Exclude every picture and return the remaining entries below verbatim.
━━━━━━━━━━━━━━━━
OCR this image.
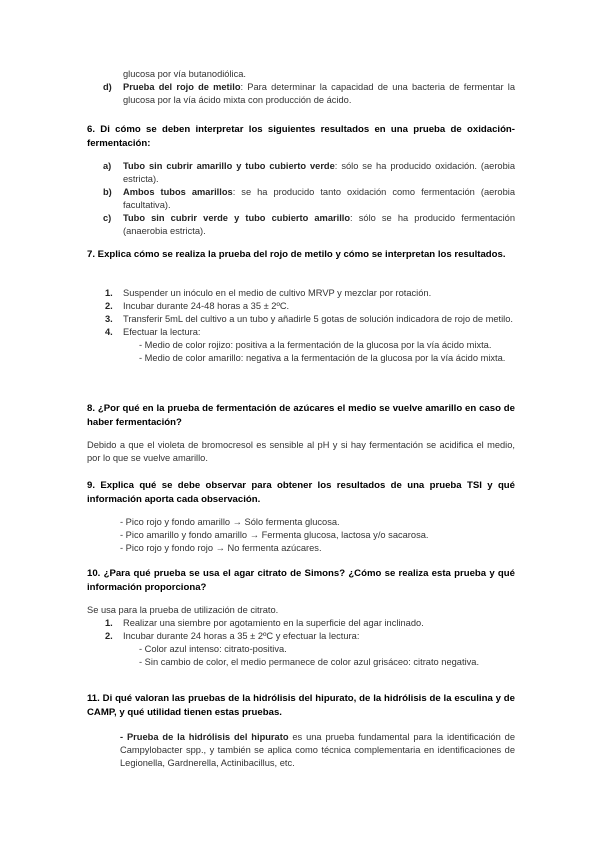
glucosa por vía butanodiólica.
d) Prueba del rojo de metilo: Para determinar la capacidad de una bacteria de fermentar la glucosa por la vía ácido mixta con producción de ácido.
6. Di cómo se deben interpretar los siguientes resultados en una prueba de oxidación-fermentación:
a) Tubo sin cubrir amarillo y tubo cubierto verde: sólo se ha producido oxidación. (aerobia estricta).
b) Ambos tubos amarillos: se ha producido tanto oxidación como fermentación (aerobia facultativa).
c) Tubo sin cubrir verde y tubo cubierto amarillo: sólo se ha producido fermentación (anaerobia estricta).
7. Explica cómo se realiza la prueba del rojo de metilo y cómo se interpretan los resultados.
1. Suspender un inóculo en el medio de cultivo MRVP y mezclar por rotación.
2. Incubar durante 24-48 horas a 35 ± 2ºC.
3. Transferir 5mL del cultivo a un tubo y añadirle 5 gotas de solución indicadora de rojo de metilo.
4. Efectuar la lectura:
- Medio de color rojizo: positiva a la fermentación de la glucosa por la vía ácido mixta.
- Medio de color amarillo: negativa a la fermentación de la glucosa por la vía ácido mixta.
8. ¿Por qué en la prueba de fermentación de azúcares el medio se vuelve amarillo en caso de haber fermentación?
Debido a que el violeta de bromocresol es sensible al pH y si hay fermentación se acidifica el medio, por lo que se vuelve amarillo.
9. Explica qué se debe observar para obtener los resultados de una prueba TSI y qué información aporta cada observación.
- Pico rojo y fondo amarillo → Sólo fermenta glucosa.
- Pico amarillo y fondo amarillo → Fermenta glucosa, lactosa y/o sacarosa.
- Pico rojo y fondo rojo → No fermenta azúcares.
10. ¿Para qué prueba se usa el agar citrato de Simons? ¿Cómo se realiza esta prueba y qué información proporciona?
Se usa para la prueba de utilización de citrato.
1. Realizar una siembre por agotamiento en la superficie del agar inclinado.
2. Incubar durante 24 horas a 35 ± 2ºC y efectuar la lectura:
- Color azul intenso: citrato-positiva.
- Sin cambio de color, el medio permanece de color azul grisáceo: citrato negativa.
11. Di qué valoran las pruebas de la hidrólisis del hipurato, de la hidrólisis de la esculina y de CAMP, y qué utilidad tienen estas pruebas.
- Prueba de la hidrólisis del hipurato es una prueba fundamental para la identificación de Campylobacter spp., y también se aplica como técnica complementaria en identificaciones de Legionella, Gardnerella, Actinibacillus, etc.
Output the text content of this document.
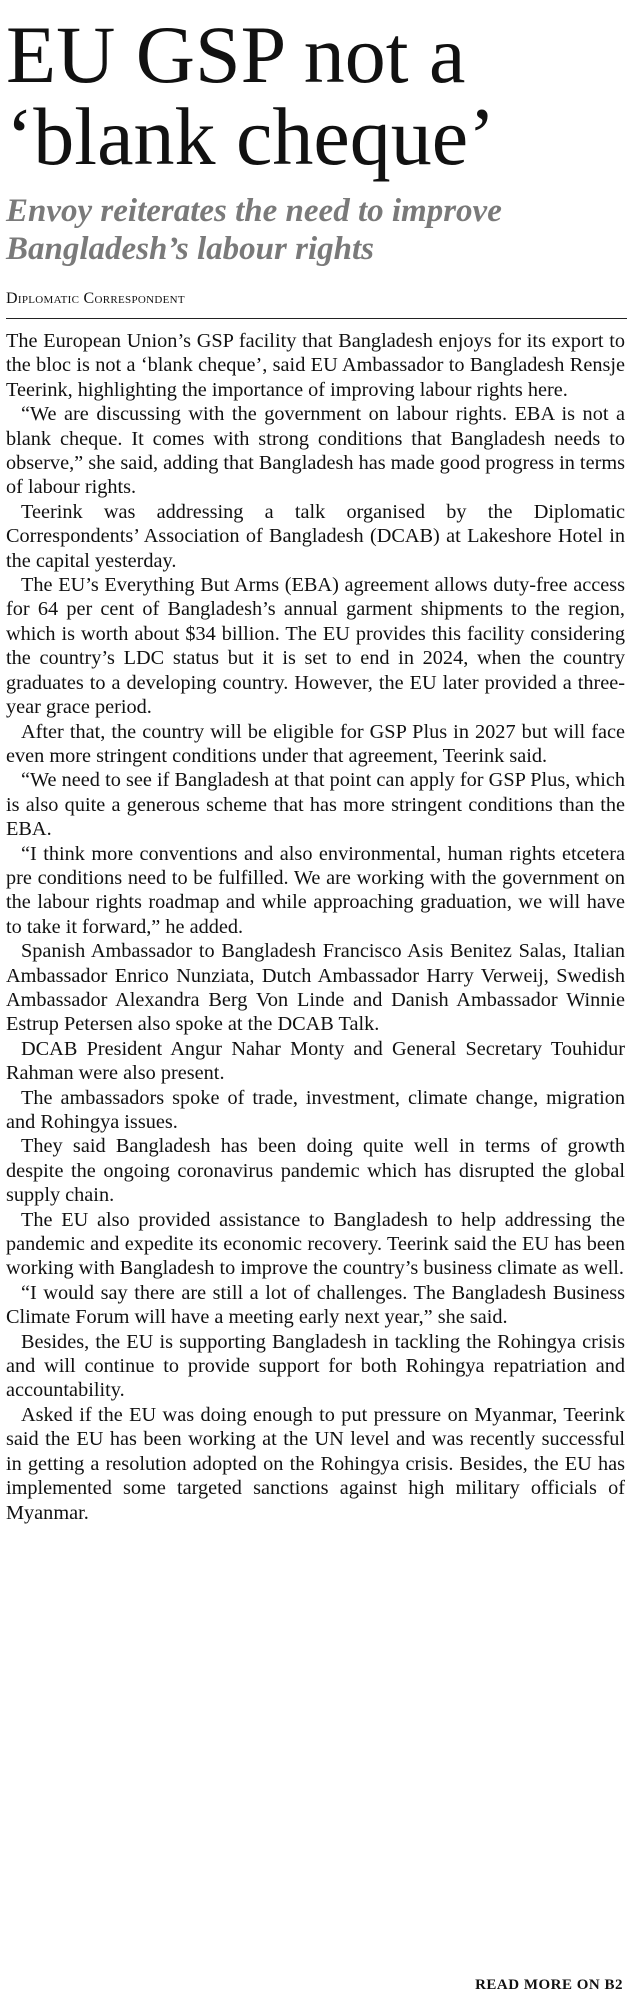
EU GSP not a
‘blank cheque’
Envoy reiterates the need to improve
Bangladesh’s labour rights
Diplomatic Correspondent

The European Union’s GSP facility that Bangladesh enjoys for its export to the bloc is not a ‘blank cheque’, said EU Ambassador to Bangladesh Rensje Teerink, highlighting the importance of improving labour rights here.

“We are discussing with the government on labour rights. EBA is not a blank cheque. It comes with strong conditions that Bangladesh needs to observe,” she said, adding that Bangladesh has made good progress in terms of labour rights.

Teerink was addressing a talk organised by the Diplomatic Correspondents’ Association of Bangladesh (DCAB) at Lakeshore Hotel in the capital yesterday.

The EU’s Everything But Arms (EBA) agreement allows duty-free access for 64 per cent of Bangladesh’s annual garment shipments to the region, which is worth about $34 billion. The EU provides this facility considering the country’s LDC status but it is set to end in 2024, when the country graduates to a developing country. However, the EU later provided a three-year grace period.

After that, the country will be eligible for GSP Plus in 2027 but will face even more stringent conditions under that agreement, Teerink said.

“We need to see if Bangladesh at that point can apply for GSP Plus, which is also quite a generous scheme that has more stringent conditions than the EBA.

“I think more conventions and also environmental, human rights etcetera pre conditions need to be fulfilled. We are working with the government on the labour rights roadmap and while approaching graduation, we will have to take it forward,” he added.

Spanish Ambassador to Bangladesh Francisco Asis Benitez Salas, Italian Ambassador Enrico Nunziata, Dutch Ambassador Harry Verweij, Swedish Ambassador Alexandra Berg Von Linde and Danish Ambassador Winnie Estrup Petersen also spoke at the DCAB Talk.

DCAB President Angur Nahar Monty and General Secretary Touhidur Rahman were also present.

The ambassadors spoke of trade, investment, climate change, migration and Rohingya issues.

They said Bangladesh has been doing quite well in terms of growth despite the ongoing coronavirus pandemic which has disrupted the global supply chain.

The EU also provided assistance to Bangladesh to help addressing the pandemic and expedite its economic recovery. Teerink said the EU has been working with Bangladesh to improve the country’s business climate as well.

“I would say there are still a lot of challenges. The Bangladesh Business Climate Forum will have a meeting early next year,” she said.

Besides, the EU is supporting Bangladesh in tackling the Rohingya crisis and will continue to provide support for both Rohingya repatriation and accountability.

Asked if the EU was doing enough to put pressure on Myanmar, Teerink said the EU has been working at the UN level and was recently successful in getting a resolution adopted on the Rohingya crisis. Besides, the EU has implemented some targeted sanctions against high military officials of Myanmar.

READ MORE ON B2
━━━━━━━━━━━━━━━━
> _Exercise output_
OCR this image.
glucosa por vía butanodiólica.
d) Prueba del rojo de metilo: Para determinar la capacidad de una bacteria de fermentar la glucosa por la vía ácido mixta con producción de ácido.
6. Di cómo se deben interpretar los siguientes resultados en una prueba de oxidación-fermentación:
a) Tubo sin cubrir amarillo y tubo cubierto verde: sólo se ha producido oxidación. (aerobia estricta).
b) Ambos tubos amarillos: se ha producido tanto oxidación como fermentación (aerobia facultativa).
c) Tubo sin cubrir verde y tubo cubierto amarillo: sólo se ha producido fermentación (anaerobia estricta).
7. Explica cómo se realiza la prueba del rojo de metilo y cómo se interpretan los resultados.
1. Suspender un inóculo en el medio de cultivo MRVP y mezclar por rotación.
2. Incubar durante 24-48 horas a 35 ± 2ºC.
3. Transferir 5mL del cultivo a un tubo y añadirle 5 gotas de solución indicadora de rojo de metilo.
4. Efectuar la lectura:
- Medio de color rojizo: positiva a la fermentación de la glucosa por la vía ácido mixta.
- Medio de color amarillo: negativa a la fermentación de la glucosa por la vía ácido mixta.
8. ¿Por qué en la prueba de fermentación de azúcares el medio se vuelve amarillo en caso de haber fermentación?
Debido a que el violeta de bromocresol es sensible al pH y si hay fermentación se acidifica el medio, por lo que se vuelve amarillo.
9. Explica qué se debe observar para obtener los resultados de una prueba TSI y qué información aporta cada observación.
- Pico rojo y fondo amarillo → Sólo fermenta glucosa.
- Pico amarillo y fondo amarillo → Fermenta glucosa, lactosa y/o sacarosa.
- Pico rojo y fondo rojo → No fermenta azúcares.
10. ¿Para qué prueba se usa el agar citrato de Simons? ¿Cómo se realiza esta prueba y qué información proporciona?
Se usa para la prueba de utilización de citrato.
1. Realizar una siembre por agotamiento en la superficie del agar inclinado.
2. Incubar durante 24 horas a 35 ± 2ºC y efectuar la lectura:
- Color azul intenso: citrato-positiva.
- Sin cambio de color, el medio permanece de color azul grisáceo: citrato negativa.
11. Di qué valoran las pruebas de la hidrólisis del hipurato, de la hidrólisis de la esculina y de CAMP, y qué utilidad tienen estas pruebas.
- Prueba de la hidrólisis del hipurato es una prueba fundamental para la identificación de Campylobacter spp., y también se aplica como técnica complementaria en identificaciones de Legionella, Gardnerella, Actinibacillus, etc.
Output the text content of this document.
EU GSP not a
‘blank cheque’
Envoy reiterates the need to improve
Bangladesh’s labour rights
Diplomatic Correspondent

The European Union’s GSP facility that Bangladesh enjoys for its export to the bloc is not a ‘blank cheque’, said EU Ambassador to Bangladesh Rensje Teerink, highlighting the importance of improving labour rights here.

“We are discussing with the government on labour rights. EBA is not a blank cheque. It comes with strong conditions that Bangladesh needs to observe,” she said, adding that Bangladesh has made good progress in terms of labour rights.

Teerink was addressing a talk organised by the Diplomatic Correspondents’ Association of Bangladesh (DCAB) at Lakeshore Hotel in the capital yesterday.

The EU’s Everything But Arms (EBA) agreement allows duty-free access for 64 per cent of Bangladesh’s annual garment shipments to the region, which is worth about $34 billion. The EU provides this facility considering the country’s LDC status but it is set to end in 2024, when the country graduates to a developing country. However, the EU later provided a three-year grace period.

After that, the country will be eligible for GSP Plus in 2027 but will face even more stringent conditions under that agreement, Teerink said.

“We need to see if Bangladesh at that point can apply for GSP Plus, which is also quite a generous scheme that has more stringent conditions than the EBA.

“I think more conventions and also environmental, human rights etcetera pre conditions need to be fulfilled. We are working with the government on the labour rights roadmap and while approaching graduation, we will have to take it forward,” he added.

Spanish Ambassador to Bangladesh Francisco Asis Benitez Salas, Italian Ambassador Enrico Nunziata, Dutch Ambassador Harry Verweij, Swedish Ambassador Alexandra Berg Von Linde and Danish Ambassador Winnie Estrup Petersen also spoke at the DCAB Talk.

DCAB President Angur Nahar Monty and General Secretary Touhidur Rahman were also present.

The ambassadors spoke of trade, investment, climate change, migration and Rohingya issues.

They said Bangladesh has been doing quite well in terms of growth despite the ongoing coronavirus pandemic which has disrupted the global supply chain.

The EU also provided assistance to Bangladesh to help addressing the pandemic and expedite its economic recovery. Teerink said the EU has been working with Bangladesh to improve the country’s business climate as well.

“I would say there are still a lot of challenges. The Bangladesh Business Climate Forum will have a meeting early next year,” she said.

Besides, the EU is supporting Bangladesh in tackling the Rohingya crisis and will continue to provide support for both Rohingya repatriation and accountability.

Asked if the EU was doing enough to put pressure on Myanmar, Teerink said the EU has been working at the UN level and was recently successful in getting a resolution adopted on the Rohingya crisis. Besides, the EU has implemented some targeted sanctions against high military officials of Myanmar.

READ MORE ON B2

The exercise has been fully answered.